Dataset items:
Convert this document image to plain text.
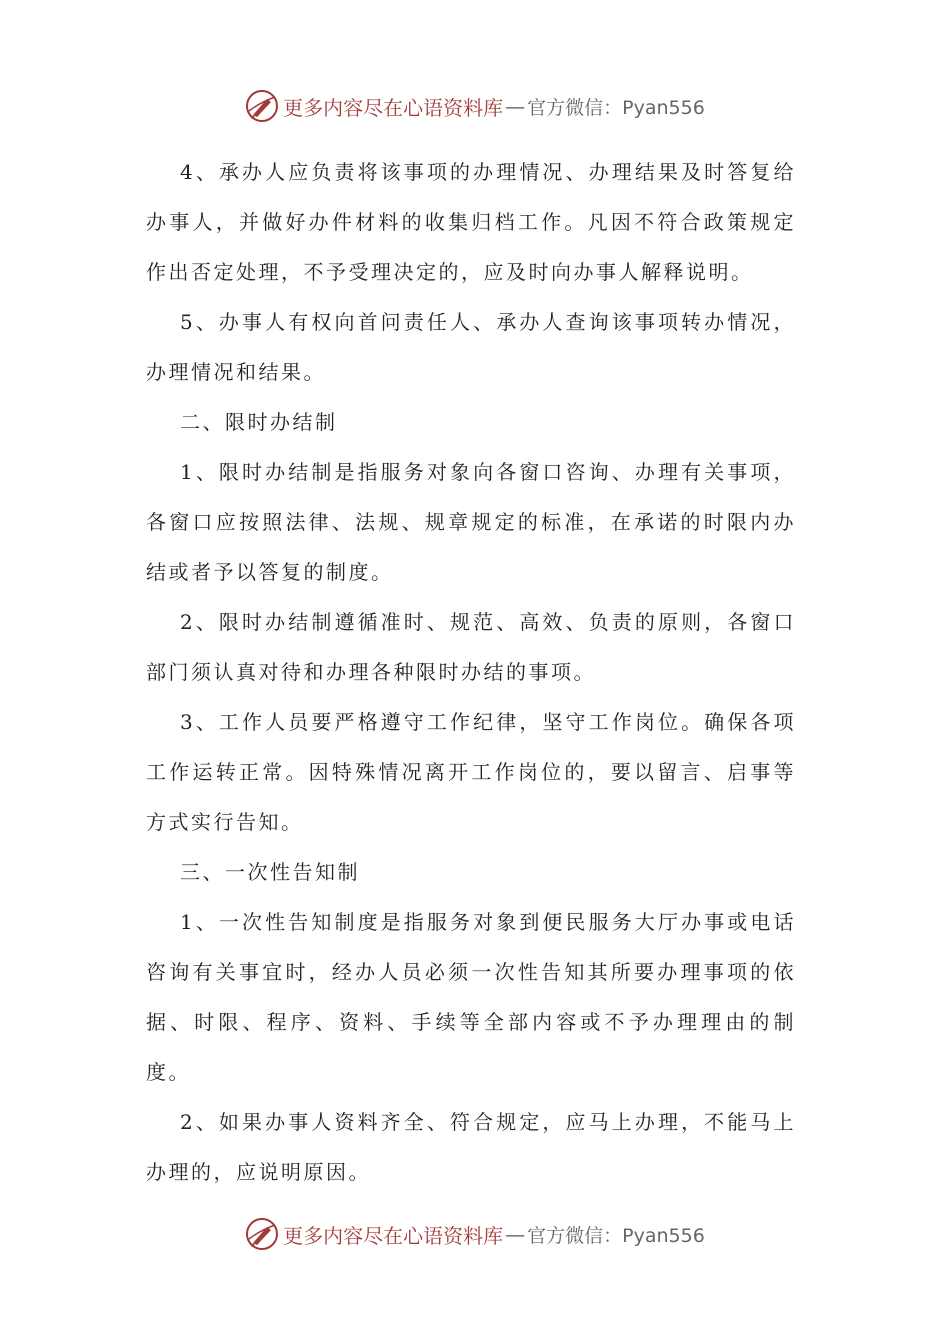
更多内容尽在心语资料库 — 官方微信：Pyan556

4、承办人应负责将该事项的办理情况、办理结果及时答复给办事人，并做好办件材料的收集归档工作。凡因不符合政策规定作出否定处理，不予受理决定的，应及时向办事人解释说明。

5、办事人有权向首问责任人、承办人查询该事项转办情况，办理情况和结果。

二、限时办结制

1、限时办结制是指服务对象向各窗口咨询、办理有关事项，各窗口应按照法律、法规、规章规定的标准，在承诺的时限内办结或者予以答复的制度。

2、限时办结制遵循准时、规范、高效、负责的原则，各窗口部门须认真对待和办理各种限时办结的事项。

3、工作人员要严格遵守工作纪律，坚守工作岗位。确保各项工作运转正常。因特殊情况离开工作岗位的，要以留言、启事等方式实行告知。

三、一次性告知制

1、一次性告知制度是指服务对象到便民服务大厅办事或电话咨询有关事宜时，经办人员必须一次性告知其所要办理事项的依据、时限、程序、资料、手续等全部内容或不予办理理由的制度。

2、如果办事人资料齐全、符合规定，应马上办理，不能马上办理的，应说明原因。

更多内容尽在心语资料库 — 官方微信：Pyan556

Given exercise: All of the material above needs to be restated exactly, with no pictures.

Result for this exercise:
Convert this document image to plain text.
更多内容尽在心语资料库 — 官方微信：Pyan556

4、承办人应负责将该事项的办理情况、办理结果及时答复给办事人，并做好办件材料的收集归档工作。凡因不符合政策规定作出否定处理，不予受理决定的，应及时向办事人解释说明。

5、办事人有权向首问责任人、承办人查询该事项转办情况，办理情况和结果。

二、限时办结制

1、限时办结制是指服务对象向各窗口咨询、办理有关事项，各窗口应按照法律、法规、规章规定的标准，在承诺的时限内办结或者予以答复的制度。

2、限时办结制遵循准时、规范、高效、负责的原则，各窗口部门须认真对待和办理各种限时办结的事项。

3、工作人员要严格遵守工作纪律，坚守工作岗位。确保各项工作运转正常。因特殊情况离开工作岗位的，要以留言、启事等方式实行告知。

三、一次性告知制

1、一次性告知制度是指服务对象到便民服务大厅办事或电话咨询有关事宜时，经办人员必须一次性告知其所要办理事项的依据、时限、程序、资料、手续等全部内容或不予办理理由的制度。

2、如果办事人资料齐全、符合规定，应马上办理，不能马上办理的，应说明原因。

更多内容尽在心语资料库 — 官方微信：Pyan556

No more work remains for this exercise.